▸ Brief
Please output the lines shown below exactly as they appear.

▸ Supplied entries
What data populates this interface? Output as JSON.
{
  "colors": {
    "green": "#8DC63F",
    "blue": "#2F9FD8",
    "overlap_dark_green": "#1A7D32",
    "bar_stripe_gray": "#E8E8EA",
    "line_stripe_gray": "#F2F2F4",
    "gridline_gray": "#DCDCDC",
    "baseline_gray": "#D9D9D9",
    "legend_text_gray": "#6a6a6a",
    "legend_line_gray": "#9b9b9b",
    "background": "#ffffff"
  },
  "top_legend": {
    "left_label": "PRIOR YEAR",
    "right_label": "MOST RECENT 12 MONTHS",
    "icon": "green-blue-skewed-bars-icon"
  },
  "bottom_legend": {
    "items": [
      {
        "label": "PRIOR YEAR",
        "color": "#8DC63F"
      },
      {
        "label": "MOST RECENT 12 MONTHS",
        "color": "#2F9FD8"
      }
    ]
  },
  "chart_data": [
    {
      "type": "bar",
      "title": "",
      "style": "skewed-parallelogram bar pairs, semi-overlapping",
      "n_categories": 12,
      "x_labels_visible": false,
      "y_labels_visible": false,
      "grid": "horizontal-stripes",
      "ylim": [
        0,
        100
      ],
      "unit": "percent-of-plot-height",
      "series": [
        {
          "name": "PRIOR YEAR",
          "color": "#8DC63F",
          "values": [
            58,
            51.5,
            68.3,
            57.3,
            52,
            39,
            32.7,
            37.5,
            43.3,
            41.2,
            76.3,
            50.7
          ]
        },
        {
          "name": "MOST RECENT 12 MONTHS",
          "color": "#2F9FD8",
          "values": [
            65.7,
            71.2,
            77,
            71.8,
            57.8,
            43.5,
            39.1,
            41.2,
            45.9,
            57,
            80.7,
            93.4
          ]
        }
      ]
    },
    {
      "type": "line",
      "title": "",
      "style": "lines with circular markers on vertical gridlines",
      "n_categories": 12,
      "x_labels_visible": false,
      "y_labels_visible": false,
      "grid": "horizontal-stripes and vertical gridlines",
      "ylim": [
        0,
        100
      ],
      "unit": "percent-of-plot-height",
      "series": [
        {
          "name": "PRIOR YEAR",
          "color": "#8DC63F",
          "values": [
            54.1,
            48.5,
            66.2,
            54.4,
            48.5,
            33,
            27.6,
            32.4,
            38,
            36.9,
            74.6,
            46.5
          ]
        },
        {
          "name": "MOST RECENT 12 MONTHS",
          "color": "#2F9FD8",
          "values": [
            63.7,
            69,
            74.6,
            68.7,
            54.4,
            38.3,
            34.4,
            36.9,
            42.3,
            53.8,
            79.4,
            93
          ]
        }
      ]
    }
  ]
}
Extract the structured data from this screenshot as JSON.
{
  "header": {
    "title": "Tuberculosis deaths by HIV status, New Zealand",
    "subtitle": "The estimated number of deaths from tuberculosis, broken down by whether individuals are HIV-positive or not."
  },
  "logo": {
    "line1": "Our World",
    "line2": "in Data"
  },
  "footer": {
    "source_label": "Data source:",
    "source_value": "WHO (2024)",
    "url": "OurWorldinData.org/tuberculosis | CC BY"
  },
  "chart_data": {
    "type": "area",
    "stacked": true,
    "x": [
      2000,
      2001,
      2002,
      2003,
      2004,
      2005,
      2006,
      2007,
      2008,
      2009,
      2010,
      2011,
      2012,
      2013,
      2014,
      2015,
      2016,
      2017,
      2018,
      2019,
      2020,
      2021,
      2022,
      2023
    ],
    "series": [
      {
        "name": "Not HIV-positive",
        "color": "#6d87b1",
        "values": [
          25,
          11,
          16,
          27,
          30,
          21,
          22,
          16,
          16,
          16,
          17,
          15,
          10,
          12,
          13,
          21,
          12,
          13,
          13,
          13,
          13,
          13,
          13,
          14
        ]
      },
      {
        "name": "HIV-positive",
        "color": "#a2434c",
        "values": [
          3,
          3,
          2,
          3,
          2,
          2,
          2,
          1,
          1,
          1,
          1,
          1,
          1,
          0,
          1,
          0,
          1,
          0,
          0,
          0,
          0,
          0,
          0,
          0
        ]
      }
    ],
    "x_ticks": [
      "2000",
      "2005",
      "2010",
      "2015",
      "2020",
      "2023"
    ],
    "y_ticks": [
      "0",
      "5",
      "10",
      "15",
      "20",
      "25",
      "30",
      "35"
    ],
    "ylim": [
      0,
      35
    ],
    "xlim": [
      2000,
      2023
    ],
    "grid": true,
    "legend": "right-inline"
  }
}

▸ The solution
What data populates this interface? Output as JSON.
{
  "colors": {
    "green": "#8DC63F",
    "blue": "#2F9FD8",
    "overlap_dark_green": "#1A7D32",
    "bar_stripe_gray": "#E8E8EA",
    "line_stripe_gray": "#F2F2F4",
    "gridline_gray": "#DCDCDC",
    "baseline_gray": "#D9D9D9",
    "legend_text_gray": "#6a6a6a",
    "legend_line_gray": "#9b9b9b",
    "background": "#ffffff"
  },
  "top_legend": {
    "left_label": "PRIOR YEAR",
    "right_label": "MOST RECENT 12 MONTHS",
    "icon": "green-blue-skewed-bars-icon"
  },
  "bottom_legend": {
    "items": [
      {
        "label": "PRIOR YEAR",
        "color": "#8DC63F"
      },
      {
        "label": "MOST RECENT 12 MONTHS",
        "color": "#2F9FD8"
      }
    ]
  },
  "chart_data": [
    {
      "type": "bar",
      "title": "",
      "style": "skewed-parallelogram bar pairs, semi-overlapping",
      "n_categories": 12,
      "x_labels_visible": false,
      "y_labels_visible": false,
      "grid": "horizontal-stripes",
      "ylim": [
        0,
        100
      ],
      "unit": "percent-of-plot-height",
      "series": [
        {
          "name": "PRIOR YEAR",
          "color": "#8DC63F",
          "values": [
            58,
            51.5,
            68.3,
            57.3,
            52,
            39,
            32.7,
            37.5,
            43.3,
            41.2,
            76.3,
            50.7
          ]
        },
        {
          "name": "MOST RECENT 12 MONTHS",
          "color": "#2F9FD8",
          "values": [
            65.7,
            71.2,
            77,
            71.8,
            57.8,
            43.5,
            39.1,
            41.2,
            45.9,
            57,
            80.7,
            93.4
          ]
        }
      ]
    },
    {
      "type": "line",
      "title": "",
      "style": "lines with circular markers on vertical gridlines",
      "n_categories": 12,
      "x_labels_visible": false,
      "y_labels_visible": false,
      "grid": "horizontal-stripes and vertical gridlines",
      "ylim": [
        0,
        100
      ],
      "unit": "percent-of-plot-height",
      "series": [
        {
          "name": "PRIOR YEAR",
          "color": "#8DC63F",
          "values": [
            54.1,
            48.5,
            66.2,
            54.4,
            48.5,
            33,
            27.6,
            32.4,
            38,
            36.9,
            74.6,
            46.5
          ]
        },
        {
          "name": "MOST RECENT 12 MONTHS",
          "color": "#2F9FD8",
          "values": [
            63.7,
            69,
            74.6,
            68.7,
            54.4,
            38.3,
            34.4,
            36.9,
            42.3,
            53.8,
            79.4,
            93
          ]
        }
      ]
    }
  ]
}
Extract the structured data from this screenshot as JSON.
{
  "header": {
    "title": "Tuberculosis deaths by HIV status, New Zealand",
    "subtitle": "The estimated number of deaths from tuberculosis, broken down by whether individuals are HIV-positive or not."
  },
  "logo": {
    "line1": "Our World",
    "line2": "in Data"
  },
  "footer": {
    "source_label": "Data source:",
    "source_value": "WHO (2024)",
    "url": "OurWorldinData.org/tuberculosis | CC BY"
  },
  "chart_data": {
    "type": "area",
    "stacked": true,
    "x": [
      2000,
      2001,
      2002,
      2003,
      2004,
      2005,
      2006,
      2007,
      2008,
      2009,
      2010,
      2011,
      2012,
      2013,
      2014,
      2015,
      2016,
      2017,
      2018,
      2019,
      2020,
      2021,
      2022,
      2023
    ],
    "series": [
      {
        "name": "Not HIV-positive",
        "color": "#6d87b1",
        "values": [
          25,
          11,
          16,
          27,
          30,
          21,
          22,
          16,
          16,
          16,
          17,
          15,
          10,
          12,
          13,
          21,
          12,
          13,
          13,
          13,
          13,
          13,
          13,
          14
        ]
      },
      {
        "name": "HIV-positive",
        "color": "#a2434c",
        "values": [
          3,
          3,
          2,
          3,
          2,
          2,
          2,
          1,
          1,
          1,
          1,
          1,
          1,
          0,
          1,
          0,
          1,
          0,
          0,
          0,
          0,
          0,
          0,
          0
        ]
      }
    ],
    "x_ticks": [
      "2000",
      "2005",
      "2010",
      "2015",
      "2020",
      "2023"
    ],
    "y_ticks": [
      "0",
      "5",
      "10",
      "15",
      "20",
      "25",
      "30",
      "35"
    ],
    "ylim": [
      0,
      35
    ],
    "xlim": [
      2000,
      2023
    ],
    "grid": true,
    "legend": "right-inline"
  }
}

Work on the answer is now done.